GIVEN REQUEST
Select from the records below every line that has the word "this" in it.
* Begin *
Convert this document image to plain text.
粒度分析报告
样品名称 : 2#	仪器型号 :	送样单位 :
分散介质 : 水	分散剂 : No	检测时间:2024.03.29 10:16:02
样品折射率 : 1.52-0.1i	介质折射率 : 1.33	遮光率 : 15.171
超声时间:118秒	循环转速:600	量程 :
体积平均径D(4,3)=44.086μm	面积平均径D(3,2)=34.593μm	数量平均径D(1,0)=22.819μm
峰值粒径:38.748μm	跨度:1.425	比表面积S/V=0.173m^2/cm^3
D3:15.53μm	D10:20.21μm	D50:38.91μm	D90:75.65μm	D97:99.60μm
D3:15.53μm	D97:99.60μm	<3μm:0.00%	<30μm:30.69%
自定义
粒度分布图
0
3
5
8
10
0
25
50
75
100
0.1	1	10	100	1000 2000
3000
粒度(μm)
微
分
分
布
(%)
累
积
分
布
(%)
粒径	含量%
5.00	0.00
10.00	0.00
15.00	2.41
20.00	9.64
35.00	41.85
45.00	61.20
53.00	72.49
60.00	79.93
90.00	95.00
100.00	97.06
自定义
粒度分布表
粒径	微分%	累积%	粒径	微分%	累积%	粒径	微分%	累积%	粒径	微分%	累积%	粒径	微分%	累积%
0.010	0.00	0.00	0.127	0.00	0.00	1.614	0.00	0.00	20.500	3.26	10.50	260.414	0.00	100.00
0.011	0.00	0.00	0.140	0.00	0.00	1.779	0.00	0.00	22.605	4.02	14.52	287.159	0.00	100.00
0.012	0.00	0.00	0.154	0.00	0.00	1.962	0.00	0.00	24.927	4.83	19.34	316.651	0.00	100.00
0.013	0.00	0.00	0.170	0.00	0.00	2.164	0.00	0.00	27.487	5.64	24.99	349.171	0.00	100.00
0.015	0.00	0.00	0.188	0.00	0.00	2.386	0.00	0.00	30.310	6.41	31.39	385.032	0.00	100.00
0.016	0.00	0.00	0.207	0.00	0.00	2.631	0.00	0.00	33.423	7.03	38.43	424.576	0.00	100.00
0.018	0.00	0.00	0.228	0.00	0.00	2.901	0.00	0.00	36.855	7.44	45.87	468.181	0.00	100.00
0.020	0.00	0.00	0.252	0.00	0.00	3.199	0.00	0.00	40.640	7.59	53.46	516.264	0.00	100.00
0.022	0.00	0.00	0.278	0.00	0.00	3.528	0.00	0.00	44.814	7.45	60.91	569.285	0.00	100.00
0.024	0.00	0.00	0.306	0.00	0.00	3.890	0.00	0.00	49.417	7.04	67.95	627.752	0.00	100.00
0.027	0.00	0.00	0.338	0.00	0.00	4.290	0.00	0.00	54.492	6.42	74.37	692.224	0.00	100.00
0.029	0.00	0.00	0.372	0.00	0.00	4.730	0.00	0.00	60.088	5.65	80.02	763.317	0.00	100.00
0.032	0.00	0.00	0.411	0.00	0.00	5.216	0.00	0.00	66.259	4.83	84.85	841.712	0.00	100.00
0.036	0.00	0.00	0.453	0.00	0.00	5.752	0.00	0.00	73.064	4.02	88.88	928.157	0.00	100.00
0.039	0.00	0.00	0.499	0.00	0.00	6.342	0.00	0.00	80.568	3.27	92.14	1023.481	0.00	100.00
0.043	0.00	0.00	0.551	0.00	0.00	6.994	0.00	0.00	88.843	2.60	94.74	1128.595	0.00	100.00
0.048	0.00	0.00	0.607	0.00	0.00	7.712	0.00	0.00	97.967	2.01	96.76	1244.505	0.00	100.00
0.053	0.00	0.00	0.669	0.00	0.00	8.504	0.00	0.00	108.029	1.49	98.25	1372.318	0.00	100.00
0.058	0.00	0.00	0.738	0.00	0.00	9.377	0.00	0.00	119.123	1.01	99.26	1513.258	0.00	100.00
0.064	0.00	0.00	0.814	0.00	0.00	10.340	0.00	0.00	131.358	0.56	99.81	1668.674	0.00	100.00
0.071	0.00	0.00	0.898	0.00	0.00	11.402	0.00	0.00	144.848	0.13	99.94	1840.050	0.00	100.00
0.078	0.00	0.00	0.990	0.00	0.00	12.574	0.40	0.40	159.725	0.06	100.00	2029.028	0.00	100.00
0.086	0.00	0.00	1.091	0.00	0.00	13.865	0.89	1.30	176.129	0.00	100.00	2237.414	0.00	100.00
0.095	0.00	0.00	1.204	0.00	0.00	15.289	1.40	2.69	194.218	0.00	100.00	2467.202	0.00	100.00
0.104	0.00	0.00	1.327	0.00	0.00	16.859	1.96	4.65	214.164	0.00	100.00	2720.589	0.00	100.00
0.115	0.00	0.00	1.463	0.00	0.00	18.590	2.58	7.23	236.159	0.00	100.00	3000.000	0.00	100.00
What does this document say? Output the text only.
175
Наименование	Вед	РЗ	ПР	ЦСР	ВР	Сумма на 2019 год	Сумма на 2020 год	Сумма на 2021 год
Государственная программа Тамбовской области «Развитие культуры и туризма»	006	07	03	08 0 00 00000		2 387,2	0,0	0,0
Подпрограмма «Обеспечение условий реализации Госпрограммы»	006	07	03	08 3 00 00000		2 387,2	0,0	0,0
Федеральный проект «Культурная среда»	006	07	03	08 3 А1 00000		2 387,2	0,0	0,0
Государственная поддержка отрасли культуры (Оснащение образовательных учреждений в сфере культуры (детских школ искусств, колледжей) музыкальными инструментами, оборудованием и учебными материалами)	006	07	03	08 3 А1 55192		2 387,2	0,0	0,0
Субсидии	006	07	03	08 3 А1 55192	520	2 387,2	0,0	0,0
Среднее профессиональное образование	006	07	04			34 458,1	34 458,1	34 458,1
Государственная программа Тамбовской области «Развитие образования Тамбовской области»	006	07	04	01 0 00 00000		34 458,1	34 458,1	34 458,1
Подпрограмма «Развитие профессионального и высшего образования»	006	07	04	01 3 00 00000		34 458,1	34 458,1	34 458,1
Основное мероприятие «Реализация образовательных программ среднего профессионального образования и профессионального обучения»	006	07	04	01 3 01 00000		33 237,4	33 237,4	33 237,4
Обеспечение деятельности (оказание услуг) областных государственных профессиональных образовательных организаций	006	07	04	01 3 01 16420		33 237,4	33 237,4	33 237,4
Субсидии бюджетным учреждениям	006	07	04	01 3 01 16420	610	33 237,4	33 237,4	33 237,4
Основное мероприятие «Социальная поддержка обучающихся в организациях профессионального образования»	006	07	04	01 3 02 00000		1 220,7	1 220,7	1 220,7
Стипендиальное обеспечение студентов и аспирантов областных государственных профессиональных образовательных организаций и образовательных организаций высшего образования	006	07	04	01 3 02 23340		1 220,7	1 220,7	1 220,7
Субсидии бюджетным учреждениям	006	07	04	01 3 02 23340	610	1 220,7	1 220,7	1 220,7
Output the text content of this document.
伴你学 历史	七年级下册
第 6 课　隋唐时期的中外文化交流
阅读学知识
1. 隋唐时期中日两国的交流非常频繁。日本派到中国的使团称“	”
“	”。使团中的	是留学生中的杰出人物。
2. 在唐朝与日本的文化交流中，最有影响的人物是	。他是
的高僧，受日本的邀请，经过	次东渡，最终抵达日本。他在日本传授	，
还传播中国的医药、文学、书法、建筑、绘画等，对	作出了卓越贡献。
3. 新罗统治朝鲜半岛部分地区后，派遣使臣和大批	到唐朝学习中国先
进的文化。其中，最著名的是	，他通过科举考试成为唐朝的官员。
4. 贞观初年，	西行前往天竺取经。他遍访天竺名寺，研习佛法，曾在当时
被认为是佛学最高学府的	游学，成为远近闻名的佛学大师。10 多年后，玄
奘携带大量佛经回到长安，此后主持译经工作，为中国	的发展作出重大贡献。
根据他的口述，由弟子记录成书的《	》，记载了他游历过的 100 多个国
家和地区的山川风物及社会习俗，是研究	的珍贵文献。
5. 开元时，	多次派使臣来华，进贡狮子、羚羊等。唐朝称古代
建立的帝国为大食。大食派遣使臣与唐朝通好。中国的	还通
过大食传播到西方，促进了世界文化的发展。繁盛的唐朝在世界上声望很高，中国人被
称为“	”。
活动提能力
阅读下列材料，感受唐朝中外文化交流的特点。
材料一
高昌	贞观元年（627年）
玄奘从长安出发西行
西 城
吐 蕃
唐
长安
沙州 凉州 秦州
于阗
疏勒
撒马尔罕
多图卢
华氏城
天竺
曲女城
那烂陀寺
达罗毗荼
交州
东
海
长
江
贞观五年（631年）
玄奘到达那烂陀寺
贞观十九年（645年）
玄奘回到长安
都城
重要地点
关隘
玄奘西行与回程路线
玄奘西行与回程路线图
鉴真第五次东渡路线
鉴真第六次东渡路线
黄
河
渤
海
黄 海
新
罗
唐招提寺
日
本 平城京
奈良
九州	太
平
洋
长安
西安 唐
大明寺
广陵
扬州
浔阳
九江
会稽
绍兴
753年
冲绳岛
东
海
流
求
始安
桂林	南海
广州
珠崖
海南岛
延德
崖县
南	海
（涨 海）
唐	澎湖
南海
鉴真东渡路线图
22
* End *
ANSWER
Convert this document image to plain text.
What does this document say? Output the text only.
Output the text content of this document.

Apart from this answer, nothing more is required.